Aim of the exercise
List every line in this data where the string "name" occurs.

· · · · ·

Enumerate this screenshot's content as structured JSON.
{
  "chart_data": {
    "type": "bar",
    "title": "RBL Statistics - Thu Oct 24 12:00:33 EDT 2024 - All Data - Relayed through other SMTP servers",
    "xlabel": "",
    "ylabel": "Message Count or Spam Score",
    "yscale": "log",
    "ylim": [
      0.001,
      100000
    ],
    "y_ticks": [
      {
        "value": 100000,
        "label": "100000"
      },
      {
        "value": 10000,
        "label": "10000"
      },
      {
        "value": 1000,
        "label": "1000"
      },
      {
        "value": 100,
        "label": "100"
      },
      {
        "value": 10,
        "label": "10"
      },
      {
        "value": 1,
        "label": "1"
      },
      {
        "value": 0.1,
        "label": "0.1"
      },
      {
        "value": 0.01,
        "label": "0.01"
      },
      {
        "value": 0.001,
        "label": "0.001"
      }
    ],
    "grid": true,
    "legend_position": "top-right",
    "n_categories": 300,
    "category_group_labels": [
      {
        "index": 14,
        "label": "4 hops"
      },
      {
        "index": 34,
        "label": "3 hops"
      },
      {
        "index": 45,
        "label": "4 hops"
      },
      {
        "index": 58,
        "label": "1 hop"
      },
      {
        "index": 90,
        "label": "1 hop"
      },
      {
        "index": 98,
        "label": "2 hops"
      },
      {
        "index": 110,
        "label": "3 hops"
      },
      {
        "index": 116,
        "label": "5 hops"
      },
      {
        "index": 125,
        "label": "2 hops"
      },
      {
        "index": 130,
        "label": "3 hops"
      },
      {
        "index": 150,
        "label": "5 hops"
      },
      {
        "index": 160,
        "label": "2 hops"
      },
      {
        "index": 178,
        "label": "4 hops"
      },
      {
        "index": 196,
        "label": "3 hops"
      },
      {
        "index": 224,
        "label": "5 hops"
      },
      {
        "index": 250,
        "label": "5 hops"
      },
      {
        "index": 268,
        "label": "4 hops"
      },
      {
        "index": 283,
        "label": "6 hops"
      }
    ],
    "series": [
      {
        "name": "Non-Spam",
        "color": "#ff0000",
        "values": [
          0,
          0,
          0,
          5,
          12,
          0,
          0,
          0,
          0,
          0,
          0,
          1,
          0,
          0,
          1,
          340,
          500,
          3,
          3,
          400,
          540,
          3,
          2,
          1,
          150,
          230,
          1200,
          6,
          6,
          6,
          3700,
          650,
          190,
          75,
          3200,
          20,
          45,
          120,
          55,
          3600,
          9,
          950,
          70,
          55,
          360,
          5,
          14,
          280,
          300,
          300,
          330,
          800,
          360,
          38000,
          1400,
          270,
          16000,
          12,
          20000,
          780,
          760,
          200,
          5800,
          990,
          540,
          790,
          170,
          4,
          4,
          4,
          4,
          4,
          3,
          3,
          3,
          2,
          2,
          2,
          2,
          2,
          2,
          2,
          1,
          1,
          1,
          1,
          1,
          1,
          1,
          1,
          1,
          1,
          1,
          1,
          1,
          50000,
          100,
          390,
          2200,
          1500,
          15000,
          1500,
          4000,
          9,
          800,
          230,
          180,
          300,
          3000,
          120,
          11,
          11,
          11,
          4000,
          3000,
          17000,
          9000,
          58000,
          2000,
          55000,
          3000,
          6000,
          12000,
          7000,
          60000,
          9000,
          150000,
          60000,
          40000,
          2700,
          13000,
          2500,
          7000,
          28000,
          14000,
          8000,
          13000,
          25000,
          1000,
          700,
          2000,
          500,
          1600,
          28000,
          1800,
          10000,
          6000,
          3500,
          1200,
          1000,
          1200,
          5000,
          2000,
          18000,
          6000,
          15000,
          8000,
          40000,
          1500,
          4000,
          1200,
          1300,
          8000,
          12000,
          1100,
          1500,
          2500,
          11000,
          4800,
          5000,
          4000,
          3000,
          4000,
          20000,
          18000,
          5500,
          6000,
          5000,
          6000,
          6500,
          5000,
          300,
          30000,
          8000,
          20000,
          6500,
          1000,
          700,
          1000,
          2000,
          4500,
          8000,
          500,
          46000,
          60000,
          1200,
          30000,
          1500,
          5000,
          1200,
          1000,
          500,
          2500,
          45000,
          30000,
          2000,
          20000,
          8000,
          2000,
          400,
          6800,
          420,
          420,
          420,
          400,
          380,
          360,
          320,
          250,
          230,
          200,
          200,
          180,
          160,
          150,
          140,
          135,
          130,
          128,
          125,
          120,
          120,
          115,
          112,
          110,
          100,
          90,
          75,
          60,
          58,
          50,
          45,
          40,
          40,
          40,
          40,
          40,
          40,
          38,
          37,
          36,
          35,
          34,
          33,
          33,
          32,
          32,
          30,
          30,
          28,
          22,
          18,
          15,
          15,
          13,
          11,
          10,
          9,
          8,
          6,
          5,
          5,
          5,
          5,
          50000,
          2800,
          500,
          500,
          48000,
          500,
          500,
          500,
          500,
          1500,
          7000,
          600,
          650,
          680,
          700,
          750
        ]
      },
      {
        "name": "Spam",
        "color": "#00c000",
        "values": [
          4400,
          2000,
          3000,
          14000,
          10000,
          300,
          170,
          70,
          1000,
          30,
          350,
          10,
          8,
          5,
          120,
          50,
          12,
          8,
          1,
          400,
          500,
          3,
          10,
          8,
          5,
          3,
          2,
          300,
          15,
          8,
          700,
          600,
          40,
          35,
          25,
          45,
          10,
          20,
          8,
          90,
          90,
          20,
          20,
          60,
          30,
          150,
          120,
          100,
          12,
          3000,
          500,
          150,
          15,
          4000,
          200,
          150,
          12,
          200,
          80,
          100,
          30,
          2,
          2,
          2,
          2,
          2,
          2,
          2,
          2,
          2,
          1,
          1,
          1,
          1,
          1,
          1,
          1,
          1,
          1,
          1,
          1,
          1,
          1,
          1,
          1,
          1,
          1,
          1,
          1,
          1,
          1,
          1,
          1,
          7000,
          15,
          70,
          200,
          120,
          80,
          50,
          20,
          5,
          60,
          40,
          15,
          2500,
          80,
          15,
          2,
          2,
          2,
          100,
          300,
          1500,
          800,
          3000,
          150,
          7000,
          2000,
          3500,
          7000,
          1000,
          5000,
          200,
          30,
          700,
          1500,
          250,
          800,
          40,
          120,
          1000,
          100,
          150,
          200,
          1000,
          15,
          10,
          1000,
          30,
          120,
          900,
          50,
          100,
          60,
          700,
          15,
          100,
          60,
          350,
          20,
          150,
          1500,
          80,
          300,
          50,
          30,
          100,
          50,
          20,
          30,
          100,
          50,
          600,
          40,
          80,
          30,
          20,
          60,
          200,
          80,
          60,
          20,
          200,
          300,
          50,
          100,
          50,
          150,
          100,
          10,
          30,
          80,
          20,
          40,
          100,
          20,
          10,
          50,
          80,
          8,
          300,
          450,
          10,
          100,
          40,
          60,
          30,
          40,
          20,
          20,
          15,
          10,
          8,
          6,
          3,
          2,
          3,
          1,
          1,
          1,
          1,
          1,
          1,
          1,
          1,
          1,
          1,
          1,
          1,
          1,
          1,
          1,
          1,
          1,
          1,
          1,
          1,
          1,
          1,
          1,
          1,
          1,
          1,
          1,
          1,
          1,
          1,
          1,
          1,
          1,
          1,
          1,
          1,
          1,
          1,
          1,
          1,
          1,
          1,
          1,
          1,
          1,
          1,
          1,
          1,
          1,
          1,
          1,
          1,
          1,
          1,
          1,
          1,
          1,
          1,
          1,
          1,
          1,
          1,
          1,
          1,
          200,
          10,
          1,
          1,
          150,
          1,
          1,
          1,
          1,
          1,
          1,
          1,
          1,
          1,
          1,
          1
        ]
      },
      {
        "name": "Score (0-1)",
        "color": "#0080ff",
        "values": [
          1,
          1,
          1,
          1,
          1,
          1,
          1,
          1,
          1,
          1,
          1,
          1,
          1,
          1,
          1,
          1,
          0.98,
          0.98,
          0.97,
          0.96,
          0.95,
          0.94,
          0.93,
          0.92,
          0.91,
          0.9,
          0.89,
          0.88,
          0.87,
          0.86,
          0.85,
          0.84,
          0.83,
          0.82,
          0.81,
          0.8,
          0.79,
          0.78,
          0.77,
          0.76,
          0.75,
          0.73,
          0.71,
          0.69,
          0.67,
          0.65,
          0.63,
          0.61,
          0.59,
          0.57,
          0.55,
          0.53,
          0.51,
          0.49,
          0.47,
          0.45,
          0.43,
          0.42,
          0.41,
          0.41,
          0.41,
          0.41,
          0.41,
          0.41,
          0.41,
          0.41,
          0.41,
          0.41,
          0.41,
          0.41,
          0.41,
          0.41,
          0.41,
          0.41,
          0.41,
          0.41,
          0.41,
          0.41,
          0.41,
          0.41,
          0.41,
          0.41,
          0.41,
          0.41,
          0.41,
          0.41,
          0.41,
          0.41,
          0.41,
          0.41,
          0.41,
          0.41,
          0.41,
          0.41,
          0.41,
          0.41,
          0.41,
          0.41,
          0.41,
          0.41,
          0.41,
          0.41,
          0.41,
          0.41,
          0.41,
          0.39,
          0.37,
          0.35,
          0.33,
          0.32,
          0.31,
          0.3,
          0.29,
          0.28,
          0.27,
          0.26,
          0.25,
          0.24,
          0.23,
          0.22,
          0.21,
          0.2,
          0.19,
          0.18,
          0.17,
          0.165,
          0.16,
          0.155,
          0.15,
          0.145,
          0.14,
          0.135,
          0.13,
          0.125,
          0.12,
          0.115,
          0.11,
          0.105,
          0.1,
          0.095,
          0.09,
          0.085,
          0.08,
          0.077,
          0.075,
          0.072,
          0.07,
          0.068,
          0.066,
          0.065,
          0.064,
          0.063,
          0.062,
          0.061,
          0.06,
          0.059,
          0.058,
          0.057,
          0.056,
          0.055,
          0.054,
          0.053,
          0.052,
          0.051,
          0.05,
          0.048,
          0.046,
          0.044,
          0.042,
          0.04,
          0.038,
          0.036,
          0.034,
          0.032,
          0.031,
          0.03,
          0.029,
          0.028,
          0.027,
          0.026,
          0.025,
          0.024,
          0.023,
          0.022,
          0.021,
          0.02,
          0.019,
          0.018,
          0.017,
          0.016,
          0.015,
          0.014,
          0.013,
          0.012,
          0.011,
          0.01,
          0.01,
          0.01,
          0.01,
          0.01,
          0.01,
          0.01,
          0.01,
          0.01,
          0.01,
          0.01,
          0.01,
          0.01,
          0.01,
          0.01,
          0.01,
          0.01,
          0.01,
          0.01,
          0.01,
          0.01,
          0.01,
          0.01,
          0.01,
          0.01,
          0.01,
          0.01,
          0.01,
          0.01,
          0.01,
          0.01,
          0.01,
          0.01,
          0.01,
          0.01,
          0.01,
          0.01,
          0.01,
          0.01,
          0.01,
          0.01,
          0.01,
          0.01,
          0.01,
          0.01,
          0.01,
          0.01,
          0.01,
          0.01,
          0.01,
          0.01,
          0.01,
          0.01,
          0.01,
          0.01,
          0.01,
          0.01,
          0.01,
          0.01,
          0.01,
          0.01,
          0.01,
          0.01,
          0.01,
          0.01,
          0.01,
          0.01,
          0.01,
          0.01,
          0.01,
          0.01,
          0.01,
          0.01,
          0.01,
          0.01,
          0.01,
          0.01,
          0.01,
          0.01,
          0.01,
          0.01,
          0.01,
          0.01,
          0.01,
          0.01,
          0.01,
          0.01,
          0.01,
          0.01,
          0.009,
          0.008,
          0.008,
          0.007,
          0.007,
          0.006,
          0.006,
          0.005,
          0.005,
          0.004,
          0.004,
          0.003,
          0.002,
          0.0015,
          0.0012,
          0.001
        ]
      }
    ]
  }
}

· · · · ·

Output of the task
        "name": "Non-Spam",
        "name": "Spam",
        "name": "Score (0-1)",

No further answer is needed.